=== Required task ===
What follows is a set of entries. Repeat them exactly, but not their pictures.

=== Input material ===

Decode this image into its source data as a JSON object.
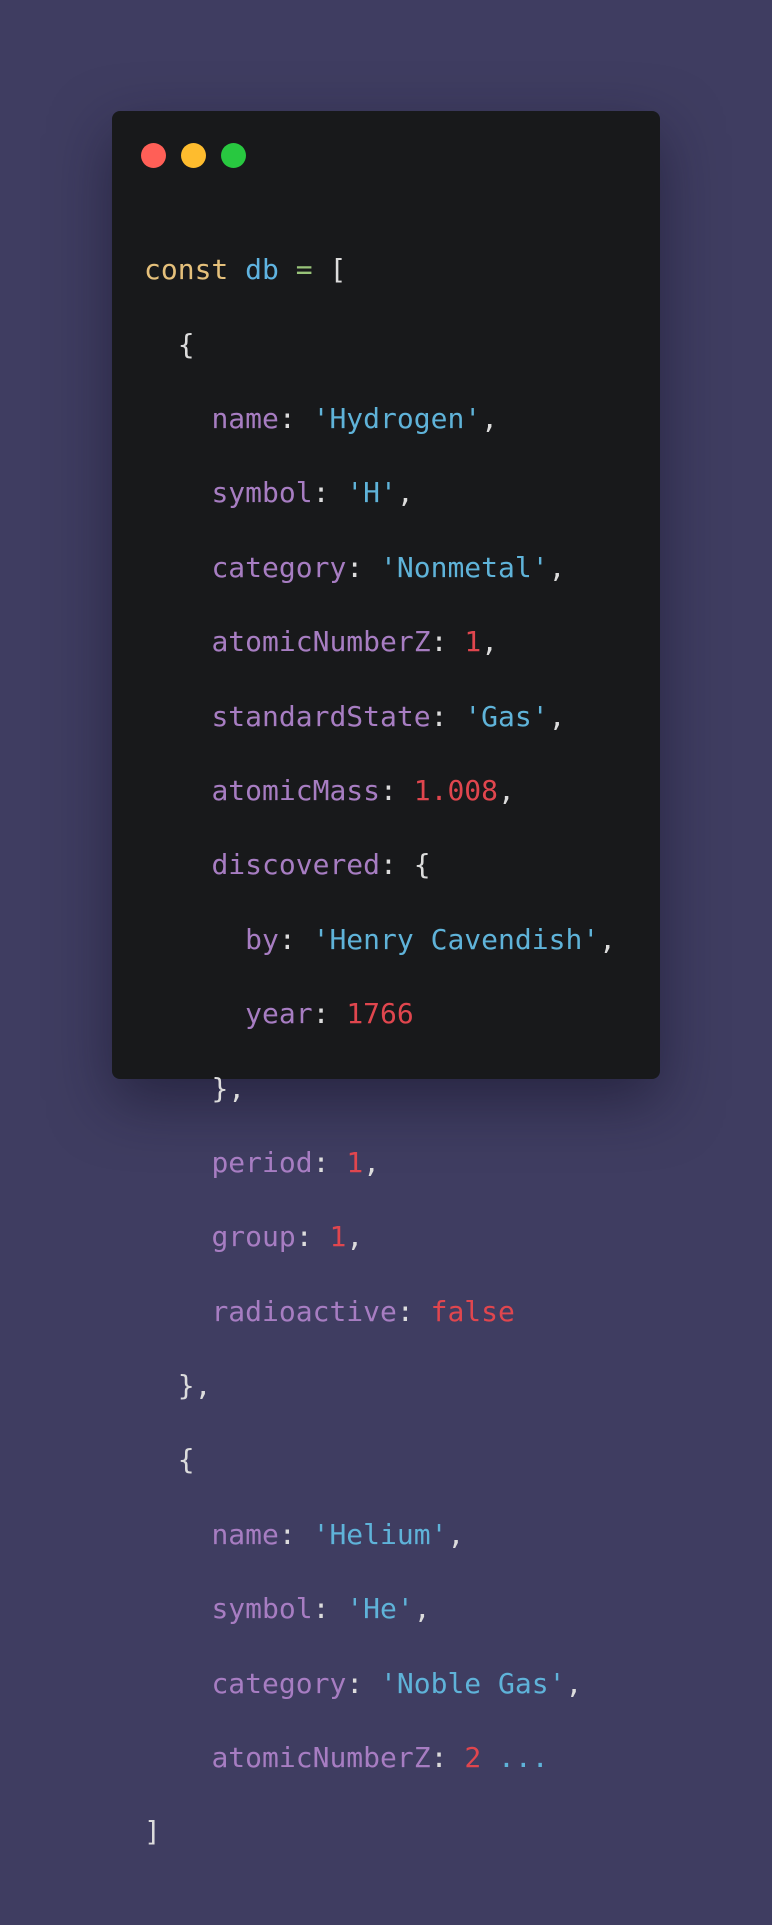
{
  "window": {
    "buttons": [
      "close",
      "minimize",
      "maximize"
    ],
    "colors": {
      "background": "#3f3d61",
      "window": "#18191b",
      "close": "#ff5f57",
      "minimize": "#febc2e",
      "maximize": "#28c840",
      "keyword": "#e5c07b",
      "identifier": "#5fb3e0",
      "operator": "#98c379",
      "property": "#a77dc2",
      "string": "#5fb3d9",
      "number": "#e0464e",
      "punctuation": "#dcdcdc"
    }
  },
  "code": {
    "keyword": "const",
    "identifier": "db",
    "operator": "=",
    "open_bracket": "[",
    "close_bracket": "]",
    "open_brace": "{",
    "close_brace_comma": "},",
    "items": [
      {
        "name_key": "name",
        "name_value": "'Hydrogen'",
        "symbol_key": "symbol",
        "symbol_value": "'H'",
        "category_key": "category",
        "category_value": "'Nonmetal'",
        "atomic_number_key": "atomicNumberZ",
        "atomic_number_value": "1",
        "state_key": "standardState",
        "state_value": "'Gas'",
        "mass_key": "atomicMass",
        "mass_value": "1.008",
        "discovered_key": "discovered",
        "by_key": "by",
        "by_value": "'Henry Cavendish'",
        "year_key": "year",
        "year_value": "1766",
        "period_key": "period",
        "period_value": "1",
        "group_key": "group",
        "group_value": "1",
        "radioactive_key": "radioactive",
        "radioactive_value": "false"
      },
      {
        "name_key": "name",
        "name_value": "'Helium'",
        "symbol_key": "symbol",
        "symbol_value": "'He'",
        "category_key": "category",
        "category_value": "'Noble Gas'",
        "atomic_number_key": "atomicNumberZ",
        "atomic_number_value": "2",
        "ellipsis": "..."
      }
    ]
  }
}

=== Right answer ===
Decode this image into its source data as a JSON object.
{
  "window": {
    "buttons": [
      "close",
      "minimize",
      "maximize"
    ],
    "colors": {
      "background": "#3f3d61",
      "window": "#18191b",
      "close": "#ff5f57",
      "minimize": "#febc2e",
      "maximize": "#28c840",
      "keyword": "#e5c07b",
      "identifier": "#5fb3e0",
      "operator": "#98c379",
      "property": "#a77dc2",
      "string": "#5fb3d9",
      "number": "#e0464e",
      "punctuation": "#dcdcdc"
    }
  },
  "code": {
    "keyword": "const",
    "identifier": "db",
    "operator": "=",
    "open_bracket": "[",
    "close_bracket": "]",
    "open_brace": "{",
    "close_brace_comma": "},",
    "items": [
      {
        "name_key": "name",
        "name_value": "'Hydrogen'",
        "symbol_key": "symbol",
        "symbol_value": "'H'",
        "category_key": "category",
        "category_value": "'Nonmetal'",
        "atomic_number_key": "atomicNumberZ",
        "atomic_number_value": "1",
        "state_key": "standardState",
        "state_value": "'Gas'",
        "mass_key": "atomicMass",
        "mass_value": "1.008",
        "discovered_key": "discovered",
        "by_key": "by",
        "by_value": "'Henry Cavendish'",
        "year_key": "year",
        "year_value": "1766",
        "period_key": "period",
        "period_value": "1",
        "group_key": "group",
        "group_value": "1",
        "radioactive_key": "radioactive",
        "radioactive_value": "false"
      },
      {
        "name_key": "name",
        "name_value": "'Helium'",
        "symbol_key": "symbol",
        "symbol_value": "'He'",
        "category_key": "category",
        "category_value": "'Noble Gas'",
        "atomic_number_key": "atomicNumberZ",
        "atomic_number_value": "2",
        "ellipsis": "..."
      }
    ]
  }
}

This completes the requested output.